#### Problem
Check every line below for the word "color" and copy each one that has it.

#### Data extract
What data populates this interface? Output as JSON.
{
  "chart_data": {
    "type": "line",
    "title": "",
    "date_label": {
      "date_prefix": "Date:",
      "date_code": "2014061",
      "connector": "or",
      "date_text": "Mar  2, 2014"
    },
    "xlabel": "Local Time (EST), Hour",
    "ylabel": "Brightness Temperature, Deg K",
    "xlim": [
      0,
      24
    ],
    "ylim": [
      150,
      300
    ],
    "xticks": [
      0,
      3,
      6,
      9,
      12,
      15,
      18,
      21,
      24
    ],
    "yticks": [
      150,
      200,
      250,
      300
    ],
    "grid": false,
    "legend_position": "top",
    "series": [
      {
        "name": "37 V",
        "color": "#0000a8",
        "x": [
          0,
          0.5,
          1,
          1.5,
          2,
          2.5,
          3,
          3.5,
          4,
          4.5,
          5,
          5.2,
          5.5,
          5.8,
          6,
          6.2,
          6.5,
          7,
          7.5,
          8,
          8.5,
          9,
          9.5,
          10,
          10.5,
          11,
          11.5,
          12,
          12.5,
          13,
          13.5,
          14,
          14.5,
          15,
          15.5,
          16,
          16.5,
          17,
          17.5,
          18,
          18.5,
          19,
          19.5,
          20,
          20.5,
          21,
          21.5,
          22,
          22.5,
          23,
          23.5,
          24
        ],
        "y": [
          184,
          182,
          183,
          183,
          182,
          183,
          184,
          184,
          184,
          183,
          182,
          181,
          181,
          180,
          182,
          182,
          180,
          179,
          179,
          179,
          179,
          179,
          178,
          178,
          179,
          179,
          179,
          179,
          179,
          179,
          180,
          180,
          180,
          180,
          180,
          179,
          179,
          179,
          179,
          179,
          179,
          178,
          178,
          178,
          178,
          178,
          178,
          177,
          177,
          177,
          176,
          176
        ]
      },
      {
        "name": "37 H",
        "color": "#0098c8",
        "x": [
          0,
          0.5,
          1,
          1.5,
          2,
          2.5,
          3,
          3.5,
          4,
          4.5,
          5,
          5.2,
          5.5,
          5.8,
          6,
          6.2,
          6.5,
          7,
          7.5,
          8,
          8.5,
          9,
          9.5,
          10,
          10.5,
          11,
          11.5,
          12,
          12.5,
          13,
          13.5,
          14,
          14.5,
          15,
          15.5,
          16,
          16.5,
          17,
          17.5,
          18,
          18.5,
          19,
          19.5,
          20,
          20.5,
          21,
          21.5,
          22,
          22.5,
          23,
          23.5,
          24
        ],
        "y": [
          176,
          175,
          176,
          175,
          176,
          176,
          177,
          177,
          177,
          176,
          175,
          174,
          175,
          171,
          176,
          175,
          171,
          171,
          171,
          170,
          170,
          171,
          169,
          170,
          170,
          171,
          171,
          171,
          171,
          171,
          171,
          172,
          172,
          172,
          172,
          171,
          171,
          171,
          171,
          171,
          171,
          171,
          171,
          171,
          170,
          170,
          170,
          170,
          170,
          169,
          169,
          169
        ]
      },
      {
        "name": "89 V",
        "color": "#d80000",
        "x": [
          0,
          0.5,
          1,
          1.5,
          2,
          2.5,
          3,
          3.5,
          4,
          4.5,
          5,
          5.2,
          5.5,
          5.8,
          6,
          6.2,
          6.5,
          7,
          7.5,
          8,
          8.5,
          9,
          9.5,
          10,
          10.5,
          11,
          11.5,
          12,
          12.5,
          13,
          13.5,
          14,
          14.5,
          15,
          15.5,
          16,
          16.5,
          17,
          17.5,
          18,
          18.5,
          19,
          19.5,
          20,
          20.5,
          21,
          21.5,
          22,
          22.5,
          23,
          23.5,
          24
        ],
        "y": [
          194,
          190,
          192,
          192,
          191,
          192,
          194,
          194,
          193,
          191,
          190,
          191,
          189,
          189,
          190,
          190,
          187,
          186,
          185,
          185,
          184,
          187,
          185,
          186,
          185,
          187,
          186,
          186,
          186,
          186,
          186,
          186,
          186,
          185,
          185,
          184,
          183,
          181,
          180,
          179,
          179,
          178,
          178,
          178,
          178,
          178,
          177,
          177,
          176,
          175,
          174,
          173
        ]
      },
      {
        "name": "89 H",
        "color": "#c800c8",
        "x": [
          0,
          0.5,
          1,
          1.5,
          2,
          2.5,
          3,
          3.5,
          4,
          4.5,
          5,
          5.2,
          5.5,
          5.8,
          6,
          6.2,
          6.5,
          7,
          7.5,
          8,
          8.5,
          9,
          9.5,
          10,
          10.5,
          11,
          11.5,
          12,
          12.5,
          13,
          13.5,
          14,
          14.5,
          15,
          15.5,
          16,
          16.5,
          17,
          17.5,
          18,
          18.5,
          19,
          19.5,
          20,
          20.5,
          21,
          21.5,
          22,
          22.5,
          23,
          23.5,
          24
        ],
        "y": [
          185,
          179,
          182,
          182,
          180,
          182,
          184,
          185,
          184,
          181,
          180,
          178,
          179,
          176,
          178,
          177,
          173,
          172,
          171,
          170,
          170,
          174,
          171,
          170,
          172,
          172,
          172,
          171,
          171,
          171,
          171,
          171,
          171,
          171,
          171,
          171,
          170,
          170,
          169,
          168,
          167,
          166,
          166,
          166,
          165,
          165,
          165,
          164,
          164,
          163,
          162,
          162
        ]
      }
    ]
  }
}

#### Response
        "color": "#0000a8",
        "color": "#0098c8",
        "color": "#d80000",
        "color": "#c800c8",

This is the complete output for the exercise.